Task input ->
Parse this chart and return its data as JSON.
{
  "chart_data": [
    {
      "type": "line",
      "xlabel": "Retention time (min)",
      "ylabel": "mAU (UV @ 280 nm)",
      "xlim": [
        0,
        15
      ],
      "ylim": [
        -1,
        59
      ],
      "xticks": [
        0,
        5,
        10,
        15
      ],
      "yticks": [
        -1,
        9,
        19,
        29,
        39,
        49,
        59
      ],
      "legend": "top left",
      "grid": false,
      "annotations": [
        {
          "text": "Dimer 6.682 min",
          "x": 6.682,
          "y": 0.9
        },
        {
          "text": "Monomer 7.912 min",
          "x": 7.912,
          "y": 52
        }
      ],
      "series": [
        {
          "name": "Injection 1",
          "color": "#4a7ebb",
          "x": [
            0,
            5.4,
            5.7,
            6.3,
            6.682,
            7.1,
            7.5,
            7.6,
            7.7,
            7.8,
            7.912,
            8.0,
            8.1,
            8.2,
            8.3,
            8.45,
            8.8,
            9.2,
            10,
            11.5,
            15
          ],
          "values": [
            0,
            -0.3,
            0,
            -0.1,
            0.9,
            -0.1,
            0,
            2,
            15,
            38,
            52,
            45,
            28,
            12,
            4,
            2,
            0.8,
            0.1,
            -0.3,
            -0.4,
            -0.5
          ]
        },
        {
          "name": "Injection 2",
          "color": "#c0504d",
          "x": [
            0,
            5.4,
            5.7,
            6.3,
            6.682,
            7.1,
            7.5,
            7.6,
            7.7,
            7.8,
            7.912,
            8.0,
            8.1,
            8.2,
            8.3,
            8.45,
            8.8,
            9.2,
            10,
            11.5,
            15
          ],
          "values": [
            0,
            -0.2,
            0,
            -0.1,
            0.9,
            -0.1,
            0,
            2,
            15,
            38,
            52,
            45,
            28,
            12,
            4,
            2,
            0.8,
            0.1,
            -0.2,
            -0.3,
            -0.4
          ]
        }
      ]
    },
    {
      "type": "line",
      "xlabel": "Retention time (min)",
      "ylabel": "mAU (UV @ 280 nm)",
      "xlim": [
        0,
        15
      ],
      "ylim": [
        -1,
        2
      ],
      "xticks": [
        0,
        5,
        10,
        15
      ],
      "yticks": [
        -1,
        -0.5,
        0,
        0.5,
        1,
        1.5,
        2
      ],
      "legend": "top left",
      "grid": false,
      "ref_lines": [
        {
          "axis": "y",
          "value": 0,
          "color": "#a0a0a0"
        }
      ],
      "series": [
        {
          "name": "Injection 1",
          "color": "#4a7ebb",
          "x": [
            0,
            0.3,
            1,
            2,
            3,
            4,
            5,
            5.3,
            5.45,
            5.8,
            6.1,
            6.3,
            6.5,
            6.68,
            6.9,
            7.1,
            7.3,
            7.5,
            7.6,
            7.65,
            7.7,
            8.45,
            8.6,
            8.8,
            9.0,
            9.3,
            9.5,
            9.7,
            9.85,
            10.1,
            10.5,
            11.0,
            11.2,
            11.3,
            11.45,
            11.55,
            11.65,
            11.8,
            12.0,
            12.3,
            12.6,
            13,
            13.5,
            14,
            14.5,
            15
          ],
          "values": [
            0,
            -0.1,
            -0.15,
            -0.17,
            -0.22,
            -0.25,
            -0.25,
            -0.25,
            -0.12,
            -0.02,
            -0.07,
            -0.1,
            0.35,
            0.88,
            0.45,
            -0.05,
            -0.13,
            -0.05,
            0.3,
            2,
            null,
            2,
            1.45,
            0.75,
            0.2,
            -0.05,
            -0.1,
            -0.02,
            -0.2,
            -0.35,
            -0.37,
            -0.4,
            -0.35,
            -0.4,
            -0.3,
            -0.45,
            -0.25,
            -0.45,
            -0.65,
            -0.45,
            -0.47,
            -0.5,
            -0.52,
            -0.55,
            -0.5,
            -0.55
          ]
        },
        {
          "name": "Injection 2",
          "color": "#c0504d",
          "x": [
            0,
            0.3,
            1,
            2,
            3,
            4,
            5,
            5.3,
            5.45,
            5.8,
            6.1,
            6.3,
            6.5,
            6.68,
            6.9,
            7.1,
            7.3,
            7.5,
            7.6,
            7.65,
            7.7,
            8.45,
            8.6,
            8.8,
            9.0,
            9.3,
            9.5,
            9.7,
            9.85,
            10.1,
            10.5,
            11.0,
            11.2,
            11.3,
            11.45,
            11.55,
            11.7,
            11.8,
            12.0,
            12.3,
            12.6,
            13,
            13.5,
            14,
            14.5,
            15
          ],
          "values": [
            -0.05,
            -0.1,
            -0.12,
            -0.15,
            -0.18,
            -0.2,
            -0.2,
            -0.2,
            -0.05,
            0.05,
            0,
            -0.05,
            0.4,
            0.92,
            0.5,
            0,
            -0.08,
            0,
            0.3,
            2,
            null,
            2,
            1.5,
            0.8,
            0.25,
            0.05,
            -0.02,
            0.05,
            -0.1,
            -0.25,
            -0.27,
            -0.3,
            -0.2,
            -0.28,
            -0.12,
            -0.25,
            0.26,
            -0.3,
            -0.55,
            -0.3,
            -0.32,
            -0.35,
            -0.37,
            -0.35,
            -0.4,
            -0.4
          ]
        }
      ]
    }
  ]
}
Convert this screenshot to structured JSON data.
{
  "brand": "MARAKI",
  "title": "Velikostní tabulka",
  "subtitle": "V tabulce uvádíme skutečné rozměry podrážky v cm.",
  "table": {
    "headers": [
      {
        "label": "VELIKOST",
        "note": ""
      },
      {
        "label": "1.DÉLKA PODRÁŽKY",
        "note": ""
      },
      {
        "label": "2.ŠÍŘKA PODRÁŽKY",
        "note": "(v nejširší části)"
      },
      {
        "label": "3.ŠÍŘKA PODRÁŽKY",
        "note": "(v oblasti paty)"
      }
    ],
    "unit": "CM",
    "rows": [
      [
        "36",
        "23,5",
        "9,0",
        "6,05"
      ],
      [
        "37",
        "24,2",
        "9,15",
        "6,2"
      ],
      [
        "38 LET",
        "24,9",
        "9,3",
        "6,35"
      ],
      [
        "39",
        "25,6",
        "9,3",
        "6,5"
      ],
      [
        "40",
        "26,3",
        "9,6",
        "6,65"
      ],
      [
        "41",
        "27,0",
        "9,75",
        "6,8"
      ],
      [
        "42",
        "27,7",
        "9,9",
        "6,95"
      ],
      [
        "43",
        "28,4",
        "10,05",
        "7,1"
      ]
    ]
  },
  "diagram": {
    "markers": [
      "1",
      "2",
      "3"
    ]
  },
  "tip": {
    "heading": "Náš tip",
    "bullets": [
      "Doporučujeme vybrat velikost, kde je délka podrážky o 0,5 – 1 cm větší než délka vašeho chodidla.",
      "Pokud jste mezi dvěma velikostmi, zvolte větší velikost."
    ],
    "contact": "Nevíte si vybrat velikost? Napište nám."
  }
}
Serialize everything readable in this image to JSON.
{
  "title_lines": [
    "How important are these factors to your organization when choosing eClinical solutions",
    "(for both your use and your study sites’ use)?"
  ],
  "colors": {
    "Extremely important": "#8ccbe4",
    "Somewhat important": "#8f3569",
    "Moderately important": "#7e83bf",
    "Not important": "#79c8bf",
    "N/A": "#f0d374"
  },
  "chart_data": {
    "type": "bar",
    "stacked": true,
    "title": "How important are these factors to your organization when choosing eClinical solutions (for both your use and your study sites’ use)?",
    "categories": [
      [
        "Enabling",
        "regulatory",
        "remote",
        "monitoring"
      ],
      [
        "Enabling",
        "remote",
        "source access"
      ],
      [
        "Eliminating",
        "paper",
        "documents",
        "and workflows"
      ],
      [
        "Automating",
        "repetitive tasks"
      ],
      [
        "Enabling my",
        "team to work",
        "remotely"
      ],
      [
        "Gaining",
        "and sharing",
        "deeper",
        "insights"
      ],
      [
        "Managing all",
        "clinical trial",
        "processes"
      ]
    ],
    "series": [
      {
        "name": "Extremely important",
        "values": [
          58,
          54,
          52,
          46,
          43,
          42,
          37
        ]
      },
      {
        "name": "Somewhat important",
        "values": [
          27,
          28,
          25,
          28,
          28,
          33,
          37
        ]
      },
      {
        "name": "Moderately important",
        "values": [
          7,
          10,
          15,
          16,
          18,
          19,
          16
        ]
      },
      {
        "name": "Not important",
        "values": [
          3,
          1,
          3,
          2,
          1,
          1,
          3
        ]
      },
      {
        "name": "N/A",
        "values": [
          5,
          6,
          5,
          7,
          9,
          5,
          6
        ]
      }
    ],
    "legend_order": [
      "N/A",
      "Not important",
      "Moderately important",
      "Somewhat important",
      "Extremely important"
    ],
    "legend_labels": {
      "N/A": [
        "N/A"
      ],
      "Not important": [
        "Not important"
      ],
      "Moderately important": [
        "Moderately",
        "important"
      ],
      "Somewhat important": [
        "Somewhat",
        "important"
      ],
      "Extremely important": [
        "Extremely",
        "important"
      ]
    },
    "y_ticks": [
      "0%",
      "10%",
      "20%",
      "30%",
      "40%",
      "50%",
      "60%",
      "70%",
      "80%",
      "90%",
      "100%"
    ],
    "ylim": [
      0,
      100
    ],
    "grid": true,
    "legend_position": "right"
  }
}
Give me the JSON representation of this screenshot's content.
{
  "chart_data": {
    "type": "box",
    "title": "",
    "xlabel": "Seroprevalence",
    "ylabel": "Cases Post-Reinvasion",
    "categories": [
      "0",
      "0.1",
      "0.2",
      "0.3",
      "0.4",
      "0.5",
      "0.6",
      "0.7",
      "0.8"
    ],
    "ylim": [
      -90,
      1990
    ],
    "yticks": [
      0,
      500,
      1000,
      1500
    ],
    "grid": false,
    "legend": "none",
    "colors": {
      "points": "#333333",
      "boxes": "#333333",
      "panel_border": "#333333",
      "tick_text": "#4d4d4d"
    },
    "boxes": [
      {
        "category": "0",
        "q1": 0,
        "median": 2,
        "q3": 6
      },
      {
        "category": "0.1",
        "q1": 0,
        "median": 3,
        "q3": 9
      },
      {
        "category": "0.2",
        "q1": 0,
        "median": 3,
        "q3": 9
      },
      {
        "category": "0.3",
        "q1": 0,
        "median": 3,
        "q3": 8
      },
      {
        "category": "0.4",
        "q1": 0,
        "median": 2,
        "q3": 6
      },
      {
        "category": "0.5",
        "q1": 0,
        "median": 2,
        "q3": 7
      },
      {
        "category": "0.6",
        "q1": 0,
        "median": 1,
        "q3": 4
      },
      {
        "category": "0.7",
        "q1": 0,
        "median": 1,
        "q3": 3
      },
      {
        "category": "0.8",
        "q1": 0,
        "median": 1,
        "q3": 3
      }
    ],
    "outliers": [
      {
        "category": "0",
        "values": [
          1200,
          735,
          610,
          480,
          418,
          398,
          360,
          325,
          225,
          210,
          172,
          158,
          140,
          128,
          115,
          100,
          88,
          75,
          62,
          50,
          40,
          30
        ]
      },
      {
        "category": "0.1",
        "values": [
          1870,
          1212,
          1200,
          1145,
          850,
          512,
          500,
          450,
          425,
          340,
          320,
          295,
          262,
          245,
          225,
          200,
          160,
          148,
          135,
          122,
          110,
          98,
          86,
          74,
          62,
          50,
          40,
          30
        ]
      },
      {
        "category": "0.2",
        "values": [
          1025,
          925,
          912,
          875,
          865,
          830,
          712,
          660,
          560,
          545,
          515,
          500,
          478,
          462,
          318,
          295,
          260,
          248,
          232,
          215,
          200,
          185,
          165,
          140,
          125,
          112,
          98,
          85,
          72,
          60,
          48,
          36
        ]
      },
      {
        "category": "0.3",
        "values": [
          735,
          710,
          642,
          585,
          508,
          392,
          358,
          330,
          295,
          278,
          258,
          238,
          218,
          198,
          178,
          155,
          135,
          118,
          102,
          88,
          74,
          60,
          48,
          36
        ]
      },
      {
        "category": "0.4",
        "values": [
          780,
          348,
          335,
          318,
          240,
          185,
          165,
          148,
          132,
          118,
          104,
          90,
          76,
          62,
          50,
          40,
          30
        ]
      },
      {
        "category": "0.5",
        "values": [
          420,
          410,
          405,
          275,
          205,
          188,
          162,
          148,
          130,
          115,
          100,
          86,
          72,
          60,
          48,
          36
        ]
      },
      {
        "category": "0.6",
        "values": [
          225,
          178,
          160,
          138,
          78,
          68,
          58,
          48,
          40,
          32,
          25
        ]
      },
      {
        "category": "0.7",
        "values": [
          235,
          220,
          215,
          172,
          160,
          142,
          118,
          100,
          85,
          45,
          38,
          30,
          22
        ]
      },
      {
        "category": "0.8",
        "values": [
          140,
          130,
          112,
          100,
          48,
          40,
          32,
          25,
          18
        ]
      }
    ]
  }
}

What the task requires -> Reproduce every line from the entries that holds the word "Somewhat".

Written response ->
    "Somewhat important": "#8f3569",
        "name": "Somewhat important",
      "Somewhat important",
      "Somewhat important": [
        "Somewhat",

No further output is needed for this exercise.